◆ DO THIS ◆
Return all of the lines below exactly as they are.

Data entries
/---
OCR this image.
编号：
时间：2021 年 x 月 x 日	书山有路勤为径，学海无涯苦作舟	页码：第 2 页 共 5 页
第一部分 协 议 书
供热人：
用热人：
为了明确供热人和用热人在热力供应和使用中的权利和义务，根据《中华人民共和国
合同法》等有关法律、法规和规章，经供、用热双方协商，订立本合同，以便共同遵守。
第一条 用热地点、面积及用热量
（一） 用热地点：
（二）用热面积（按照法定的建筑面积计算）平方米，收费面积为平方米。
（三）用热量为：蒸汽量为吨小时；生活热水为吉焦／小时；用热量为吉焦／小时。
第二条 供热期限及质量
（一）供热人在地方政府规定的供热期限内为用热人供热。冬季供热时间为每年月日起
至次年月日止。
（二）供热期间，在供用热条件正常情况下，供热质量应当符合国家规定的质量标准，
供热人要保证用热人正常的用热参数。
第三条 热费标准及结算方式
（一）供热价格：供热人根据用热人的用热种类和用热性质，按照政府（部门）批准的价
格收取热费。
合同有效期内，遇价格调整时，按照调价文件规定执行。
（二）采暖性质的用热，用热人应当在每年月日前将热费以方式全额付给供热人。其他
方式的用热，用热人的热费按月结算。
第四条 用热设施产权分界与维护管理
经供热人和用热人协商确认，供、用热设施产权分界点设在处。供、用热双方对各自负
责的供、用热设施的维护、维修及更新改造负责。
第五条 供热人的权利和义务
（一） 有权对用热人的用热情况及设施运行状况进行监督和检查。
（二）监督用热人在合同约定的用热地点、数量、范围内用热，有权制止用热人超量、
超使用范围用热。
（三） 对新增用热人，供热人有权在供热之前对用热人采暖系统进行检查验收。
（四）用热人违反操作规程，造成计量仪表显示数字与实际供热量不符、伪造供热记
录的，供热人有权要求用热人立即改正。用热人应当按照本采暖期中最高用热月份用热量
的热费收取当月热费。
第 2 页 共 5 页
\---
◆ TASK OUTPUT ◆
OCR this image.
编号：
时间：2021 年 x 月 x 日	书山有路勤为径，学海无涯苦作舟	页码：第 2 页 共 5 页
第一部分 协 议 书
供热人：
用热人：
为了明确供热人和用热人在热力供应和使用中的权利和义务，根据《中华人民共和国
合同法》等有关法律、法规和规章，经供、用热双方协商，订立本合同，以便共同遵守。
第一条 用热地点、面积及用热量
（一） 用热地点：
（二）用热面积（按照法定的建筑面积计算）平方米，收费面积为平方米。
（三）用热量为：蒸汽量为吨小时；生活热水为吉焦／小时；用热量为吉焦／小时。
第二条 供热期限及质量
（一）供热人在地方政府规定的供热期限内为用热人供热。冬季供热时间为每年月日起
至次年月日止。
（二）供热期间，在供用热条件正常情况下，供热质量应当符合国家规定的质量标准，
供热人要保证用热人正常的用热参数。
第三条 热费标准及结算方式
（一）供热价格：供热人根据用热人的用热种类和用热性质，按照政府（部门）批准的价
格收取热费。
合同有效期内，遇价格调整时，按照调价文件规定执行。
（二）采暖性质的用热，用热人应当在每年月日前将热费以方式全额付给供热人。其他
方式的用热，用热人的热费按月结算。
第四条 用热设施产权分界与维护管理
经供热人和用热人协商确认，供、用热设施产权分界点设在处。供、用热双方对各自负
责的供、用热设施的维护、维修及更新改造负责。
第五条 供热人的权利和义务
（一） 有权对用热人的用热情况及设施运行状况进行监督和检查。
（二）监督用热人在合同约定的用热地点、数量、范围内用热，有权制止用热人超量、
超使用范围用热。
（三） 对新增用热人，供热人有权在供热之前对用热人采暖系统进行检查验收。
（四）用热人违反操作规程，造成计量仪表显示数字与实际供热量不符、伪造供热记
录的，供热人有权要求用热人立即改正。用热人应当按照本采暖期中最高用热月份用热量
的热费收取当月热费。
第 2 页 共 5 页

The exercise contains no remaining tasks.